Print the records below exactly as they appear.

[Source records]
--- Begin ---

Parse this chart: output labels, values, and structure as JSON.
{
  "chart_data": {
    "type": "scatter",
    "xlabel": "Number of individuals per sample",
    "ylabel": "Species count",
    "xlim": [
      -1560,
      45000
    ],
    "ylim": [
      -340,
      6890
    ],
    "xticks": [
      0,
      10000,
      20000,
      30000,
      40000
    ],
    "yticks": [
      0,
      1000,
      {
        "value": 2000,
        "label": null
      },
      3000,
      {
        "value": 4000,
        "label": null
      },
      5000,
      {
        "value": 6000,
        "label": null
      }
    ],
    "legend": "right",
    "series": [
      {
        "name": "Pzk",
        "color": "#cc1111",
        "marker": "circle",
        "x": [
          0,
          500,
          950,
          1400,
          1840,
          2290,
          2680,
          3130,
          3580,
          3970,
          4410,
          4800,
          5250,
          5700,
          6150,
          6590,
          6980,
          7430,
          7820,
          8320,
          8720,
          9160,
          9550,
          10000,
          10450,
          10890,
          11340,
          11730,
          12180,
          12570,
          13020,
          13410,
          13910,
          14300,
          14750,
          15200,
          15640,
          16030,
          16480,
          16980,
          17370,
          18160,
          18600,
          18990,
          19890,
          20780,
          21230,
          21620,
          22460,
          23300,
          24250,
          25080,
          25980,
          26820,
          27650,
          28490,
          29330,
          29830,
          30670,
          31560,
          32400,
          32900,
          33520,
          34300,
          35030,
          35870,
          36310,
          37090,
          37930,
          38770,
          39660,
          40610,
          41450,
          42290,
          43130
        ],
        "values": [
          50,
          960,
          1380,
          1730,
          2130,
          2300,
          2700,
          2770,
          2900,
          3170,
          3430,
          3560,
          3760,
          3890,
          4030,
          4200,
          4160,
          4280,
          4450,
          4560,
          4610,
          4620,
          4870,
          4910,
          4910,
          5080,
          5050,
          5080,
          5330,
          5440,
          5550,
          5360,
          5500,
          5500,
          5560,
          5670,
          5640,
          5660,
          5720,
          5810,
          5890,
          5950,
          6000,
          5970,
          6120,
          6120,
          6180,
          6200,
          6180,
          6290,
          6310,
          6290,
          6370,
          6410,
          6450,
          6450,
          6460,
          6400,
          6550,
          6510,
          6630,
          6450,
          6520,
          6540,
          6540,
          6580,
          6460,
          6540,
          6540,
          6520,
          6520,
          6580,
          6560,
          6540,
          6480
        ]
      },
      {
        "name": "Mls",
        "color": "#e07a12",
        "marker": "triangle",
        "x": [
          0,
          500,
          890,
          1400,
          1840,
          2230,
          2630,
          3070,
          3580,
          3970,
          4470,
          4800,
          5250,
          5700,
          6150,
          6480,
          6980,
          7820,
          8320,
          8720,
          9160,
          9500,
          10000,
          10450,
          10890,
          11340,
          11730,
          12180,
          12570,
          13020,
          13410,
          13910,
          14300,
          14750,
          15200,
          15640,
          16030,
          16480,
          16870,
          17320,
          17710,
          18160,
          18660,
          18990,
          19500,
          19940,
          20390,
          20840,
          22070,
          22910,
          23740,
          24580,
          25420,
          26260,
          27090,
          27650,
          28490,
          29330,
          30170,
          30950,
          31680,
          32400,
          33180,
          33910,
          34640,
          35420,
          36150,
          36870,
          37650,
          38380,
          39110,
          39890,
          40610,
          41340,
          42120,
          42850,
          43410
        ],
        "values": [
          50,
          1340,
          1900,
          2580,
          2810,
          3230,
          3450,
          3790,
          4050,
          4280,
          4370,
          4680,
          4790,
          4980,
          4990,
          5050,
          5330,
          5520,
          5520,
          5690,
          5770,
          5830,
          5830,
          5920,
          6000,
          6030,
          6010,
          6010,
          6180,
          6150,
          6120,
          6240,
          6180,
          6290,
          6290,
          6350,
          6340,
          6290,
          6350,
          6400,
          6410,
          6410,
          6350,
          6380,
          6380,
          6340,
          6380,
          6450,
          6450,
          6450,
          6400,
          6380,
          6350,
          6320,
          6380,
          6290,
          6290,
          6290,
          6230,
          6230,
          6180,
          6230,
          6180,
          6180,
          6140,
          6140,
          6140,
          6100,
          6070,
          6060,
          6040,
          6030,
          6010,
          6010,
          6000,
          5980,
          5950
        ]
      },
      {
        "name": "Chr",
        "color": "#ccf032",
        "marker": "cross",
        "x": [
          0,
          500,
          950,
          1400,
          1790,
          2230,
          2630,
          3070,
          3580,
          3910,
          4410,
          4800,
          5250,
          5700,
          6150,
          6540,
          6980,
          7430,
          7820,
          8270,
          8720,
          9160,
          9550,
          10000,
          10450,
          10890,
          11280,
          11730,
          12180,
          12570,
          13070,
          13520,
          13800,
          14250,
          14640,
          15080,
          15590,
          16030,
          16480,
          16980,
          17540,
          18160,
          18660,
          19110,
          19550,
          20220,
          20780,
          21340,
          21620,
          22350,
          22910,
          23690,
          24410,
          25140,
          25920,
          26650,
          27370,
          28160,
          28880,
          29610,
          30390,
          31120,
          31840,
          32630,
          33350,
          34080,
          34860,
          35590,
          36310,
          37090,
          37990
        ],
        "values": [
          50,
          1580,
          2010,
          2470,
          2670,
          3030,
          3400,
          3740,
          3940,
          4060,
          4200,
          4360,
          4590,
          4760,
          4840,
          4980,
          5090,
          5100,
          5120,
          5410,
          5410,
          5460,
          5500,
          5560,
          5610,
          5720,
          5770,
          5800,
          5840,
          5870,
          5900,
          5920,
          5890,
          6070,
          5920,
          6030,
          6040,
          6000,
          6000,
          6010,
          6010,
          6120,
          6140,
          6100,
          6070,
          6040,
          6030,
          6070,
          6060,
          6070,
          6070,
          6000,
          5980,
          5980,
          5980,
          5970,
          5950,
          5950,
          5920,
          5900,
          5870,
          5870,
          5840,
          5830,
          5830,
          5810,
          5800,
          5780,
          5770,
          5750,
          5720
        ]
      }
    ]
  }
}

--- End ---

• _EXERCISE RESPONSE_
Parse this chart: output labels, values, and structure as JSON.
{
  "chart_data": {
    "type": "scatter",
    "xlabel": "Number of individuals per sample",
    "ylabel": "Species count",
    "xlim": [
      -1560,
      45000
    ],
    "ylim": [
      -340,
      6890
    ],
    "xticks": [
      0,
      10000,
      20000,
      30000,
      40000
    ],
    "yticks": [
      0,
      1000,
      {
        "value": 2000,
        "label": null
      },
      3000,
      {
        "value": 4000,
        "label": null
      },
      5000,
      {
        "value": 6000,
        "label": null
      }
    ],
    "legend": "right",
    "series": [
      {
        "name": "Pzk",
        "color": "#cc1111",
        "marker": "circle",
        "x": [
          0,
          500,
          950,
          1400,
          1840,
          2290,
          2680,
          3130,
          3580,
          3970,
          4410,
          4800,
          5250,
          5700,
          6150,
          6590,
          6980,
          7430,
          7820,
          8320,
          8720,
          9160,
          9550,
          10000,
          10450,
          10890,
          11340,
          11730,
          12180,
          12570,
          13020,
          13410,
          13910,
          14300,
          14750,
          15200,
          15640,
          16030,
          16480,
          16980,
          17370,
          18160,
          18600,
          18990,
          19890,
          20780,
          21230,
          21620,
          22460,
          23300,
          24250,
          25080,
          25980,
          26820,
          27650,
          28490,
          29330,
          29830,
          30670,
          31560,
          32400,
          32900,
          33520,
          34300,
          35030,
          35870,
          36310,
          37090,
          37930,
          38770,
          39660,
          40610,
          41450,
          42290,
          43130
        ],
        "values": [
          50,
          960,
          1380,
          1730,
          2130,
          2300,
          2700,
          2770,
          2900,
          3170,
          3430,
          3560,
          3760,
          3890,
          4030,
          4200,
          4160,
          4280,
          4450,
          4560,
          4610,
          4620,
          4870,
          4910,
          4910,
          5080,
          5050,
          5080,
          5330,
          5440,
          5550,
          5360,
          5500,
          5500,
          5560,
          5670,
          5640,
          5660,
          5720,
          5810,
          5890,
          5950,
          6000,
          5970,
          6120,
          6120,
          6180,
          6200,
          6180,
          6290,
          6310,
          6290,
          6370,
          6410,
          6450,
          6450,
          6460,
          6400,
          6550,
          6510,
          6630,
          6450,
          6520,
          6540,
          6540,
          6580,
          6460,
          6540,
          6540,
          6520,
          6520,
          6580,
          6560,
          6540,
          6480
        ]
      },
      {
        "name": "Mls",
        "color": "#e07a12",
        "marker": "triangle",
        "x": [
          0,
          500,
          890,
          1400,
          1840,
          2230,
          2630,
          3070,
          3580,
          3970,
          4470,
          4800,
          5250,
          5700,
          6150,
          6480,
          6980,
          7820,
          8320,
          8720,
          9160,
          9500,
          10000,
          10450,
          10890,
          11340,
          11730,
          12180,
          12570,
          13020,
          13410,
          13910,
          14300,
          14750,
          15200,
          15640,
          16030,
          16480,
          16870,
          17320,
          17710,
          18160,
          18660,
          18990,
          19500,
          19940,
          20390,
          20840,
          22070,
          22910,
          23740,
          24580,
          25420,
          26260,
          27090,
          27650,
          28490,
          29330,
          30170,
          30950,
          31680,
          32400,
          33180,
          33910,
          34640,
          35420,
          36150,
          36870,
          37650,
          38380,
          39110,
          39890,
          40610,
          41340,
          42120,
          42850,
          43410
        ],
        "values": [
          50,
          1340,
          1900,
          2580,
          2810,
          3230,
          3450,
          3790,
          4050,
          4280,
          4370,
          4680,
          4790,
          4980,
          4990,
          5050,
          5330,
          5520,
          5520,
          5690,
          5770,
          5830,
          5830,
          5920,
          6000,
          6030,
          6010,
          6010,
          6180,
          6150,
          6120,
          6240,
          6180,
          6290,
          6290,
          6350,
          6340,
          6290,
          6350,
          6400,
          6410,
          6410,
          6350,
          6380,
          6380,
          6340,
          6380,
          6450,
          6450,
          6450,
          6400,
          6380,
          6350,
          6320,
          6380,
          6290,
          6290,
          6290,
          6230,
          6230,
          6180,
          6230,
          6180,
          6180,
          6140,
          6140,
          6140,
          6100,
          6070,
          6060,
          6040,
          6030,
          6010,
          6010,
          6000,
          5980,
          5950
        ]
      },
      {
        "name": "Chr",
        "color": "#ccf032",
        "marker": "cross",
        "x": [
          0,
          500,
          950,
          1400,
          1790,
          2230,
          2630,
          3070,
          3580,
          3910,
          4410,
          4800,
          5250,
          5700,
          6150,
          6540,
          6980,
          7430,
          7820,
          8270,
          8720,
          9160,
          9550,
          10000,
          10450,
          10890,
          11280,
          11730,
          12180,
          12570,
          13070,
          13520,
          13800,
          14250,
          14640,
          15080,
          15590,
          16030,
          16480,
          16980,
          17540,
          18160,
          18660,
          19110,
          19550,
          20220,
          20780,
          21340,
          21620,
          22350,
          22910,
          23690,
          24410,
          25140,
          25920,
          26650,
          27370,
          28160,
          28880,
          29610,
          30390,
          31120,
          31840,
          32630,
          33350,
          34080,
          34860,
          35590,
          36310,
          37090,
          37990
        ],
        "values": [
          50,
          1580,
          2010,
          2470,
          2670,
          3030,
          3400,
          3740,
          3940,
          4060,
          4200,
          4360,
          4590,
          4760,
          4840,
          4980,
          5090,
          5100,
          5120,
          5410,
          5410,
          5460,
          5500,
          5560,
          5610,
          5720,
          5770,
          5800,
          5840,
          5870,
          5900,
          5920,
          5890,
          6070,
          5920,
          6030,
          6040,
          6000,
          6000,
          6010,
          6010,
          6120,
          6140,
          6100,
          6070,
          6040,
          6030,
          6070,
          6060,
          6070,
          6070,
          6000,
          5980,
          5980,
          5980,
          5970,
          5950,
          5950,
          5920,
          5900,
          5870,
          5870,
          5840,
          5830,
          5830,
          5810,
          5800,
          5780,
          5770,
          5750,
          5720
        ]
      }
    ]
  }
}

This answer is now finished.